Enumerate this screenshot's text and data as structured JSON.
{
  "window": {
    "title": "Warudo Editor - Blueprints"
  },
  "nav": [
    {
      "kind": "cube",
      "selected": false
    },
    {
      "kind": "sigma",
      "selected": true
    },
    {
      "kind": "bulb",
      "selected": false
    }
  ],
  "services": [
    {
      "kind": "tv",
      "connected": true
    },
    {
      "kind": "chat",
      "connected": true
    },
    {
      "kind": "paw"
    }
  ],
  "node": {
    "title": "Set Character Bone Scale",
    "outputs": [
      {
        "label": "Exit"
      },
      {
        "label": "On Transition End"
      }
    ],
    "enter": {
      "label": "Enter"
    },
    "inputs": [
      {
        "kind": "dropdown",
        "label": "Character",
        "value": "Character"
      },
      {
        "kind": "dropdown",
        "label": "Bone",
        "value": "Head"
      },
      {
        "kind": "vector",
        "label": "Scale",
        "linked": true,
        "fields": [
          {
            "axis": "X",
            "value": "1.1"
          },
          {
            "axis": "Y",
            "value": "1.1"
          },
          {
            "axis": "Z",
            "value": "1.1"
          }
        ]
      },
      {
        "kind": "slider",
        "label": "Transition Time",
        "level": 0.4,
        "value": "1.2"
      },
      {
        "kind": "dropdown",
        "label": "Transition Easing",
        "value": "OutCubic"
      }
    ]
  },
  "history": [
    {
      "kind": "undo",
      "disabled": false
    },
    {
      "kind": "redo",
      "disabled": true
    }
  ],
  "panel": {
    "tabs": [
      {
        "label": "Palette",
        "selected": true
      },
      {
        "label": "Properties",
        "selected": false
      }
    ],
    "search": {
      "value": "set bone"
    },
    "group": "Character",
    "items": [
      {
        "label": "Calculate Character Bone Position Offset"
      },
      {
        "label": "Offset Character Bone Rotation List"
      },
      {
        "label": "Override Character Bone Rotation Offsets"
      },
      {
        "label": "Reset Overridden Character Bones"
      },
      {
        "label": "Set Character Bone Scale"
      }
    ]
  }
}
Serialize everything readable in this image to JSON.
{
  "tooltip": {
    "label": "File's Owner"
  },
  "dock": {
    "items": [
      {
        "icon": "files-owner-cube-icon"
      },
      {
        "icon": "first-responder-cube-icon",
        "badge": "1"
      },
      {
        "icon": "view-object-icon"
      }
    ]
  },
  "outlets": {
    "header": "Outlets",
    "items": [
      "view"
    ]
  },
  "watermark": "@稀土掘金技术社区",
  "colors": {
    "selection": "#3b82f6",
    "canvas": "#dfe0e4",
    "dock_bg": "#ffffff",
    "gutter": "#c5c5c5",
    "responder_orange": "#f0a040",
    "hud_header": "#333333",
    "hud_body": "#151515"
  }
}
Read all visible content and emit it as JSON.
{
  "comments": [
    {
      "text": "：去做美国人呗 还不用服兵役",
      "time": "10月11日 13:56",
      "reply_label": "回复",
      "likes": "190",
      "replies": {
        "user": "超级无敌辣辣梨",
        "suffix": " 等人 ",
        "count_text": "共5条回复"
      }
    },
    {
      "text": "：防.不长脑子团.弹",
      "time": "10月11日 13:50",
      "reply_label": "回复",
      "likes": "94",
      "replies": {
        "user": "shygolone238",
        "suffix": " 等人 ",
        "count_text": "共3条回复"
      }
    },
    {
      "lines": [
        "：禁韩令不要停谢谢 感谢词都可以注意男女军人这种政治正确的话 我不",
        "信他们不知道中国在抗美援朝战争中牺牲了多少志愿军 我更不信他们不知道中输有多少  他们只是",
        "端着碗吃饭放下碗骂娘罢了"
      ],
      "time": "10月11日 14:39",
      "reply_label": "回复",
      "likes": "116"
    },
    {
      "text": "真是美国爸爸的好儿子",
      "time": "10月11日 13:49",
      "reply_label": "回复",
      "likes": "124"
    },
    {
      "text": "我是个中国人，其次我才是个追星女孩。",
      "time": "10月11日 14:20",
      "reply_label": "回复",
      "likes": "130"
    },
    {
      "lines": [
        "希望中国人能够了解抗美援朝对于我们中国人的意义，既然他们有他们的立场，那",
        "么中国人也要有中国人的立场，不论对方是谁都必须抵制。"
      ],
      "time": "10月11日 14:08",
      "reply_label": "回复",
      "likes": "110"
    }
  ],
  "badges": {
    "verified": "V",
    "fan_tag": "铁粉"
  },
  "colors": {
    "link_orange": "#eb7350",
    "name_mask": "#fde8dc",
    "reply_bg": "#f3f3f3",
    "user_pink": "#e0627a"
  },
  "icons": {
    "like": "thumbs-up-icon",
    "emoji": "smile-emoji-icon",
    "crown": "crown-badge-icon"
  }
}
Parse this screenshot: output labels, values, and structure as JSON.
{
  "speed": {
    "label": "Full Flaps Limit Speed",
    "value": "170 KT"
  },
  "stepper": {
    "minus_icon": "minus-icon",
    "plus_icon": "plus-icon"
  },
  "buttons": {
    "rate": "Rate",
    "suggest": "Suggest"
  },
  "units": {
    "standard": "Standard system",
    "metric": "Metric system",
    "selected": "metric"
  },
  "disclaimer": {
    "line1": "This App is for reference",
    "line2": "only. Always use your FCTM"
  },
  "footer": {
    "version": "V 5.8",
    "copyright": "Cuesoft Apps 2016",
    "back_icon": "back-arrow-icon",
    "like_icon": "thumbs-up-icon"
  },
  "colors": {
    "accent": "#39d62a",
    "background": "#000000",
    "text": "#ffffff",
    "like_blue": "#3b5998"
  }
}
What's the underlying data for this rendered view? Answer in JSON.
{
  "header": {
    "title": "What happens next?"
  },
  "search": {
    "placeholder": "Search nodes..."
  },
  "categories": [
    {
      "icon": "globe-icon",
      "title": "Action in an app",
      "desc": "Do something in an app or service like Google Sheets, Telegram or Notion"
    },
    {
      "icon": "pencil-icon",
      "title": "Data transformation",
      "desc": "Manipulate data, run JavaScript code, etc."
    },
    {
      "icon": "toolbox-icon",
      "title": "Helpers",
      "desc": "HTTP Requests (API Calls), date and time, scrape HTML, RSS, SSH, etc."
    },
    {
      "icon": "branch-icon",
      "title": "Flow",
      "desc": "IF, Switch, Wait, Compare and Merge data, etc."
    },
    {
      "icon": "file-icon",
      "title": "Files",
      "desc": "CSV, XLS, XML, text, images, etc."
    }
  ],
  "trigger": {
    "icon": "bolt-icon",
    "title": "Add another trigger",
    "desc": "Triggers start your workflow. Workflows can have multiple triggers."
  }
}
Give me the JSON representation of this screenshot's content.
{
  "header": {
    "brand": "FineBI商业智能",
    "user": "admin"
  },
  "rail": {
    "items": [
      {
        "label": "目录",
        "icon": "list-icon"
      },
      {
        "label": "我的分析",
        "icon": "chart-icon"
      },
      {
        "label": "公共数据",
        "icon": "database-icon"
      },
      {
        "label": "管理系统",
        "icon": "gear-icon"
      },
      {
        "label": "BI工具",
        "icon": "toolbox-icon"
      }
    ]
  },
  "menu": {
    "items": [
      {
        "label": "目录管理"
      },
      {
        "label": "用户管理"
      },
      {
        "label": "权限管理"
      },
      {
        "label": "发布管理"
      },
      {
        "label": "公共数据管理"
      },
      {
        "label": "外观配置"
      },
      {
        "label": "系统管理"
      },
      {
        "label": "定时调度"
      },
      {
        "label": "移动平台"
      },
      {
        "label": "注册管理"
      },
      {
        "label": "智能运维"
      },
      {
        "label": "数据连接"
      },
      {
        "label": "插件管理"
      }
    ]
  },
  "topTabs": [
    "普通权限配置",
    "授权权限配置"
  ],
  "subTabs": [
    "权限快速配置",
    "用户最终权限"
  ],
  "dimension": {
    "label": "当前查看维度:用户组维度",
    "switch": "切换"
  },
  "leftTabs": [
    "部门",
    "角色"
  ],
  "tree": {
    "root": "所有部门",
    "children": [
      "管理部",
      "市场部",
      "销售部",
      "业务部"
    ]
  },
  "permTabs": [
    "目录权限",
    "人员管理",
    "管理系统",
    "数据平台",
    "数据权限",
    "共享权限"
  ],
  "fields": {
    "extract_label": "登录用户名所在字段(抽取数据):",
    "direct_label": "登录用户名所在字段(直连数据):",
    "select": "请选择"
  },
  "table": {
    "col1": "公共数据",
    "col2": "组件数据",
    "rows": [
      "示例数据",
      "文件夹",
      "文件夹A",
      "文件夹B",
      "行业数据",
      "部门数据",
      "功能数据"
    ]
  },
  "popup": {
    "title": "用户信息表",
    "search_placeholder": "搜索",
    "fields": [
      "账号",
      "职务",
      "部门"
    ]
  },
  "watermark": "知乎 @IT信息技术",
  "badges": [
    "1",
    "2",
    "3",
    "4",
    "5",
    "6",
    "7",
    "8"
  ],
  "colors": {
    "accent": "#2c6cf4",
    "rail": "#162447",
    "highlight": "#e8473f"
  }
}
○ ○ ○ ○ ○ ○ ○
Single out each line of the records above with the string "view" in it, and copy it.

        "icon": "view-object-icon"
      "view"
What's the underlying data for this rendered view? Answer in JSON.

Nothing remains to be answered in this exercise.